(Element-and-box listings)
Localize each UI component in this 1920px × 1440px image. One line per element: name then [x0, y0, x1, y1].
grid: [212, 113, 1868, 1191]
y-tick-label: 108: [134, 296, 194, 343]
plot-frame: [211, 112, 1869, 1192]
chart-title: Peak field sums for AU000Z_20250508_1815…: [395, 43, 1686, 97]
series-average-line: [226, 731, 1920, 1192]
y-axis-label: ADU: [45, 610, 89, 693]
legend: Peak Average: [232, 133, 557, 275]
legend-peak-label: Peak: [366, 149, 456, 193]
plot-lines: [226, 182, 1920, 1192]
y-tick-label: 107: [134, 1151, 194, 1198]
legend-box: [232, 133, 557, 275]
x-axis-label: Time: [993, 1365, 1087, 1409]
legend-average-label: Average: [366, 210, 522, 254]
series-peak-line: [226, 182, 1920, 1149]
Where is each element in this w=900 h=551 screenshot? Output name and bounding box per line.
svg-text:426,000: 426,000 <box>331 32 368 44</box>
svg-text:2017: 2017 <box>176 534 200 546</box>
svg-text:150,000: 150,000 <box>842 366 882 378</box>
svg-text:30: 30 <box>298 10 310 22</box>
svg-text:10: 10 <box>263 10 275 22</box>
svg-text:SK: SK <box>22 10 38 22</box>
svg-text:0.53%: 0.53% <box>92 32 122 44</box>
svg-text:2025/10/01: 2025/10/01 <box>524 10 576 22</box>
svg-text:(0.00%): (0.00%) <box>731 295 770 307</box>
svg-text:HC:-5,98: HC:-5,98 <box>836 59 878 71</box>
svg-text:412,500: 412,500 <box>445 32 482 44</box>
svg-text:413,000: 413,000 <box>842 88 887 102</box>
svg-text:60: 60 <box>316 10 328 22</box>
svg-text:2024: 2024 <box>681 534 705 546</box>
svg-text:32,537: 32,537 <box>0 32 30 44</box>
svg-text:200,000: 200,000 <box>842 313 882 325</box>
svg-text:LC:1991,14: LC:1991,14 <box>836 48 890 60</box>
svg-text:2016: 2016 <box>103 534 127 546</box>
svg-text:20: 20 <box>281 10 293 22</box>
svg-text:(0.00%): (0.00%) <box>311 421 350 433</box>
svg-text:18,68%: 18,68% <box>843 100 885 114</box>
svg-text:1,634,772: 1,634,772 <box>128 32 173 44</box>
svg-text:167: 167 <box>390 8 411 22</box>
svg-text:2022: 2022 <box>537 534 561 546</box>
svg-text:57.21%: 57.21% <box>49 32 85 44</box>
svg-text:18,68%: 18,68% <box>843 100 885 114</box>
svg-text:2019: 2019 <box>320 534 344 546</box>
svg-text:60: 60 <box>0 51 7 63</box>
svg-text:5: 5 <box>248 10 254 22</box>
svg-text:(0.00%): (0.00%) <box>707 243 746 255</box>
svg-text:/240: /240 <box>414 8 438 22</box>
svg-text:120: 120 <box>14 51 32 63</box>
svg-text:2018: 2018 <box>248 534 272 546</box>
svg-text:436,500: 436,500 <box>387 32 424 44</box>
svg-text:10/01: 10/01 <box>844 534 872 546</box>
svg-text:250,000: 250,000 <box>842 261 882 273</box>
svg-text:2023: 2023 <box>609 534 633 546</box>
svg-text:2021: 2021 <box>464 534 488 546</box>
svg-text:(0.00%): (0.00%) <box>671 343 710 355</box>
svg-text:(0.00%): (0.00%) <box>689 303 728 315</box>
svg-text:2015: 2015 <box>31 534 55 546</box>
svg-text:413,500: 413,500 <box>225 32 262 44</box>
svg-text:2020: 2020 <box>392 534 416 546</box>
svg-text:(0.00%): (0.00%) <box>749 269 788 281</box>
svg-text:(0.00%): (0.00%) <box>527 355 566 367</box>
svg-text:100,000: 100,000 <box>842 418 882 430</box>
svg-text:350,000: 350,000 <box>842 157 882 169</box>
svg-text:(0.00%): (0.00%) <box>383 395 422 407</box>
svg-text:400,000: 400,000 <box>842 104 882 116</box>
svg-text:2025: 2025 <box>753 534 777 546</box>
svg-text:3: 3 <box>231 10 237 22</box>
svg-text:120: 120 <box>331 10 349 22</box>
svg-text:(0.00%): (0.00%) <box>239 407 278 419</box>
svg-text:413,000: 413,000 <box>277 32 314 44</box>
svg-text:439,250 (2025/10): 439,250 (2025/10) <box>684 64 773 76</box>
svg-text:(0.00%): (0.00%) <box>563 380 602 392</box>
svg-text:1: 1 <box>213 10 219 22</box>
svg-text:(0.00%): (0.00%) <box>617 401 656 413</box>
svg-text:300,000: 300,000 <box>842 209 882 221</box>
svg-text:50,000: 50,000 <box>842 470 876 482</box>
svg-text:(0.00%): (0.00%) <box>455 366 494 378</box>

* [YOUR OBJECTIVE]: Reproduce all of the rows above, line for line, without changing anything.

* [THE OUTPUT]:
Localize each UI component in this 1920px × 1440px image. One line per element: name then [x0, y0, x1, y1].
grid: [212, 113, 1868, 1191]
y-tick-label: 108: [134, 296, 194, 343]
plot-frame: [211, 112, 1869, 1192]
chart-title: Peak field sums for AU000Z_20250508_1815…: [395, 43, 1686, 97]
series-average-line: [226, 731, 1920, 1192]
y-axis-label: ADU: [45, 610, 89, 693]
legend: Peak Average: [232, 133, 557, 275]
legend-peak-label: Peak: [366, 149, 456, 193]
plot-lines: [226, 182, 1920, 1192]
y-tick-label: 107: [134, 1151, 194, 1198]
legend-box: [232, 133, 557, 275]
x-axis-label: Time: [993, 1365, 1087, 1409]
legend-average-label: Average: [366, 210, 522, 254]
series-peak-line: [226, 182, 1920, 1149]
Where is each element in this w=900 h=551 screenshot? Output name and bounding box per line.
svg-text:426,000: 426,000 <box>331 32 368 44</box>
svg-text:2017: 2017 <box>176 534 200 546</box>
svg-text:150,000: 150,000 <box>842 366 882 378</box>
svg-text:30: 30 <box>298 10 310 22</box>
svg-text:10: 10 <box>263 10 275 22</box>
svg-text:SK: SK <box>22 10 38 22</box>
svg-text:0.53%: 0.53% <box>92 32 122 44</box>
svg-text:2025/10/01: 2025/10/01 <box>524 10 576 22</box>
svg-text:(0.00%): (0.00%) <box>731 295 770 307</box>
svg-text:HC:-5,98: HC:-5,98 <box>836 59 878 71</box>
svg-text:412,500: 412,500 <box>445 32 482 44</box>
svg-text:413,000: 413,000 <box>842 88 887 102</box>
svg-text:60: 60 <box>316 10 328 22</box>
svg-text:2024: 2024 <box>681 534 705 546</box>
svg-text:32,537: 32,537 <box>0 32 30 44</box>
svg-text:200,000: 200,000 <box>842 313 882 325</box>
svg-text:LC:1991,14: LC:1991,14 <box>836 48 890 60</box>
svg-text:2016: 2016 <box>103 534 127 546</box>
svg-text:20: 20 <box>281 10 293 22</box>
svg-text:(0.00%): (0.00%) <box>311 421 350 433</box>
svg-text:18,68%: 18,68% <box>843 100 885 114</box>
svg-text:1,634,772: 1,634,772 <box>128 32 173 44</box>
svg-text:167: 167 <box>390 8 411 22</box>
svg-text:2022: 2022 <box>537 534 561 546</box>
svg-text:57.21%: 57.21% <box>49 32 85 44</box>
svg-text:18,68%: 18,68% <box>843 100 885 114</box>
svg-text:2019: 2019 <box>320 534 344 546</box>
svg-text:60: 60 <box>0 51 7 63</box>
svg-text:5: 5 <box>248 10 254 22</box>
svg-text:(0.00%): (0.00%) <box>707 243 746 255</box>
svg-text:/240: /240 <box>414 8 438 22</box>
svg-text:120: 120 <box>14 51 32 63</box>
svg-text:2018: 2018 <box>248 534 272 546</box>
svg-text:436,500: 436,500 <box>387 32 424 44</box>
svg-text:10/01: 10/01 <box>844 534 872 546</box>
svg-text:250,000: 250,000 <box>842 261 882 273</box>
svg-text:2023: 2023 <box>609 534 633 546</box>
svg-text:2021: 2021 <box>464 534 488 546</box>
svg-text:(0.00%): (0.00%) <box>671 343 710 355</box>
svg-text:(0.00%): (0.00%) <box>689 303 728 315</box>
svg-text:2015: 2015 <box>31 534 55 546</box>
svg-text:413,500: 413,500 <box>225 32 262 44</box>
svg-text:2020: 2020 <box>392 534 416 546</box>
svg-text:(0.00%): (0.00%) <box>749 269 788 281</box>
svg-text:(0.00%): (0.00%) <box>527 355 566 367</box>
svg-text:100,000: 100,000 <box>842 418 882 430</box>
svg-text:350,000: 350,000 <box>842 157 882 169</box>
svg-text:(0.00%): (0.00%) <box>383 395 422 407</box>
svg-text:400,000: 400,000 <box>842 104 882 116</box>
svg-text:2025: 2025 <box>753 534 777 546</box>
svg-text:3: 3 <box>231 10 237 22</box>
svg-text:120: 120 <box>331 10 349 22</box>
svg-text:(0.00%): (0.00%) <box>239 407 278 419</box>
svg-text:413,000: 413,000 <box>277 32 314 44</box>
svg-text:439,250 (2025/10): 439,250 (2025/10) <box>684 64 773 76</box>
svg-text:(0.00%): (0.00%) <box>563 380 602 392</box>
svg-text:1: 1 <box>213 10 219 22</box>
svg-text:(0.00%): (0.00%) <box>617 401 656 413</box>
svg-text:300,000: 300,000 <box>842 209 882 221</box>
svg-text:50,000: 50,000 <box>842 470 876 482</box>
svg-text:(0.00%): (0.00%) <box>455 366 494 378</box>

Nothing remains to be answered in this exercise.